**TEXT:**
------------------------

Relationship between unclassifiable samples and the 
luminal A and B molecular subtypes 

To examine the relatedness of the candidate luminal-like 
molecular subtype to those identified previously, we performed 
hierarchical clustering of the standardized centroids for all of the 
subtypes. Centroids for the established subtypes (basal-like, 
claudin-low, ERBB2+, luminal A, luminal B and normal-like) 
and the mApo subtype were computed based on reference samples 
from Prat [8], and Farmer [5] respectively, whereas the centroid 
for the luminal-like subtype was calculated based on the 397 
samples defined as luminal-like in our tumor collection. The 
candidate luminal-like subtype seemed to be related to the luminal 
A and luminal B subtypes (see "luminal-like" centroid in Figure 
SI). The latter observation was also supported by examining the 
Spearman rank correlation coefficients between the standardized 
centroids representing the candidate luminal-like subtype and the 



other molecular subtypes (Table 1). The luminal-like subtype 
displayed the highest correlation to the luminal B subtype and the 
next highest correlation to the luminal A subtype (0.47 and 0.38 
respectively). Additional evidence for a high correlation among the 
397 "unclassifiable" samples, and the luminal A and B subtypes 
came from the fact that 378 of 397 (95.2%) luminal-like samples 
were found to be ER and/ or PR positive. Hence we termed the 
new subtype "luminal-like" to reflect its similarity to the other 
luminal molecular subtypes.

------------------------

**INFORMATION PROVIDED:**
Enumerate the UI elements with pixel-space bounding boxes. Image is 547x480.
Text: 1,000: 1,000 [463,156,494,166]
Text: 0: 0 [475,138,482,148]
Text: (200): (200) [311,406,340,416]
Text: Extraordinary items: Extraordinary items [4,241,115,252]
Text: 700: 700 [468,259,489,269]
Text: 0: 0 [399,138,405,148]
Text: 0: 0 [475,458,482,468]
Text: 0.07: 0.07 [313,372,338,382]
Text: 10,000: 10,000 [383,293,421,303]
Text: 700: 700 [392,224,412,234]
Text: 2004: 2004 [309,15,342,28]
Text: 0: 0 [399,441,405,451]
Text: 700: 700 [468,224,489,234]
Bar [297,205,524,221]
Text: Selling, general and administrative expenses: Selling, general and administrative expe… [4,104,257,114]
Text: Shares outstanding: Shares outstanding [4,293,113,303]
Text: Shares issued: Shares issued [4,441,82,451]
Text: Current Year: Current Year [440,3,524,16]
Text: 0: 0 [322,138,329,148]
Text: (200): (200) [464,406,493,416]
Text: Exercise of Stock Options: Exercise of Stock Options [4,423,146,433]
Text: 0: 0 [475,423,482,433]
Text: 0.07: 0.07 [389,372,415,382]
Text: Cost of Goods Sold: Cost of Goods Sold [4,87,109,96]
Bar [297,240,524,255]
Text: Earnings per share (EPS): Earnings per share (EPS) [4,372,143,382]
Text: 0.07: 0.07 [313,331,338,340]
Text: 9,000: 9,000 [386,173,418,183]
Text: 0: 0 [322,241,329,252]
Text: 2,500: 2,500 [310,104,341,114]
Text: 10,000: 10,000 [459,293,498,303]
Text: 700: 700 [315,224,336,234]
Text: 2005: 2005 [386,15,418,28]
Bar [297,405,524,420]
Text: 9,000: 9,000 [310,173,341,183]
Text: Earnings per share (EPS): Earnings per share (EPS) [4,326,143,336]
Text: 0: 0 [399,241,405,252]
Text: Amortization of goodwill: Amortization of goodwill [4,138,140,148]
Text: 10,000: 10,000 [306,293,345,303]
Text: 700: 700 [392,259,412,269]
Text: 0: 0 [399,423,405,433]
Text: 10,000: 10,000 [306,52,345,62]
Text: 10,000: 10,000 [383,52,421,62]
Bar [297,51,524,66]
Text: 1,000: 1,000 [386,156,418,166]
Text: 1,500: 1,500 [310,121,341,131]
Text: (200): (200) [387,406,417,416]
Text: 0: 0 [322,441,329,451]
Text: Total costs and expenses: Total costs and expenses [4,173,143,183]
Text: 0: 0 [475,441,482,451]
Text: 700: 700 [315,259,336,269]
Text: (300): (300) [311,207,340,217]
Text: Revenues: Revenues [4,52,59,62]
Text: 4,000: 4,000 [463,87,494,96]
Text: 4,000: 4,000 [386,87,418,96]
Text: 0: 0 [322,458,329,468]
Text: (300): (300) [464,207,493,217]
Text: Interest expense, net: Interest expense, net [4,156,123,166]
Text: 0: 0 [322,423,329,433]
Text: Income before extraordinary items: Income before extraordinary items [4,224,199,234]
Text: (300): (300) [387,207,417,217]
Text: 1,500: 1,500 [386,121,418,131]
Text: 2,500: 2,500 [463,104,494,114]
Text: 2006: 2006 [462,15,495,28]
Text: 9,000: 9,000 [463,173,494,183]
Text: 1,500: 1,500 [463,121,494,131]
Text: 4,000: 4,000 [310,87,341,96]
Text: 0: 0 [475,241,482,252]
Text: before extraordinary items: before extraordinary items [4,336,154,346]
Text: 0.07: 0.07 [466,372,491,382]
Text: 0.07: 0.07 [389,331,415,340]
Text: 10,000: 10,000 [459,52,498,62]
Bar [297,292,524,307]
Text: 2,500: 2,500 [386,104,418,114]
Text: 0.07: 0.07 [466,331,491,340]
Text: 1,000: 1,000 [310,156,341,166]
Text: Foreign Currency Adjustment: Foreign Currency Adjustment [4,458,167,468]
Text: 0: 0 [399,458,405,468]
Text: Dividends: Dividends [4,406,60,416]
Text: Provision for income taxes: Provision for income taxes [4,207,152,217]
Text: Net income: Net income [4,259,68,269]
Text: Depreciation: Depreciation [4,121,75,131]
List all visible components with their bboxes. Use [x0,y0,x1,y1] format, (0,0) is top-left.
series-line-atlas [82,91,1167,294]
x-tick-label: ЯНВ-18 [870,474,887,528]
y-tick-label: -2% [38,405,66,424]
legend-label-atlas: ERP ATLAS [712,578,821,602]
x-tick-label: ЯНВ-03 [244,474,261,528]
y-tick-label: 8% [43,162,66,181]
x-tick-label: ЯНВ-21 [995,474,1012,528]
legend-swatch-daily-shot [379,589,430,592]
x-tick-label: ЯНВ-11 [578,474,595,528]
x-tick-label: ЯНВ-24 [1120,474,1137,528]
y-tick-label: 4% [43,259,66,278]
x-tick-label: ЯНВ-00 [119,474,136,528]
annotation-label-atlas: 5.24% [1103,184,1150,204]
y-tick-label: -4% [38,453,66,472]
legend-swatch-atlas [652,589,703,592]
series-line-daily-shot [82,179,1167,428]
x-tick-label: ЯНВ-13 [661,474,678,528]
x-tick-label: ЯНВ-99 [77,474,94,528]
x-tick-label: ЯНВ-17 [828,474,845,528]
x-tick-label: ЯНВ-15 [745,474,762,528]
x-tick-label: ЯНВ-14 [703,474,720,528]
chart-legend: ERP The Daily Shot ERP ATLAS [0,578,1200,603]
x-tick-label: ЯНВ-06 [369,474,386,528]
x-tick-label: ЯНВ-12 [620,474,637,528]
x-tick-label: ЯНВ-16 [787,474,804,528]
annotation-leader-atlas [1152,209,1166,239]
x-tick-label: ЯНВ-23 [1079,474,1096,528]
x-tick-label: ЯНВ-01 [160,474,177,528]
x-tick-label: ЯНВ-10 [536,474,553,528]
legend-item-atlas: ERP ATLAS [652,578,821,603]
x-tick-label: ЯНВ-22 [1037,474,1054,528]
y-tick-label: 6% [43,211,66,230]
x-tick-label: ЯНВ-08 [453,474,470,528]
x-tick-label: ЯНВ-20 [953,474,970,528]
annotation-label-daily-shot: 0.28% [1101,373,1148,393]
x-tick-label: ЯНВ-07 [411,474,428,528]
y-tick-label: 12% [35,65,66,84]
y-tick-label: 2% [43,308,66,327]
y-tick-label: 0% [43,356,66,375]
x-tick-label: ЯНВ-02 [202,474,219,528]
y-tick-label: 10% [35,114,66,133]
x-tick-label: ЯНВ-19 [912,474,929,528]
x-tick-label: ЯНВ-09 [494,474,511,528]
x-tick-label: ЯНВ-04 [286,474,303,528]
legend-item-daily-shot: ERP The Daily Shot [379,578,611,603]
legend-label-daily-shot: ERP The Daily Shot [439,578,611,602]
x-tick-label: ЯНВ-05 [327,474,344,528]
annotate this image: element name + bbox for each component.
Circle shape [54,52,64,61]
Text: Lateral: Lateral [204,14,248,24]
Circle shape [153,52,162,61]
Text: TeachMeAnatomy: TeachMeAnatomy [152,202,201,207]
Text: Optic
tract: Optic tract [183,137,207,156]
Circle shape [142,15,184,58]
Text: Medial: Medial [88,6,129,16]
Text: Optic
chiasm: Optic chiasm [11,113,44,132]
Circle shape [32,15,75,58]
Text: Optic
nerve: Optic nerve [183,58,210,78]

------------------------

**WHAT YOU NEED TO DO:**
Rewrite the passage on the luminal-like subtype from "Relationship between unclassifiable" to "B and normal-like)", substituting "similarity" for "relatedness".

**ANSWER BOX:**
Relationship between unclassifiable samples and the 
luminal A and B molecular subtypes 

To examine the similarity of the candidate luminal-like 
molecular subtype to those identified previously, we performed 
hierarchical clustering of the standardized centroids for all of the 
subtypes. Centroids for the established subtypes (basal-like, 
claudin-low, ERBB2+, luminal A, luminal B and normal-like)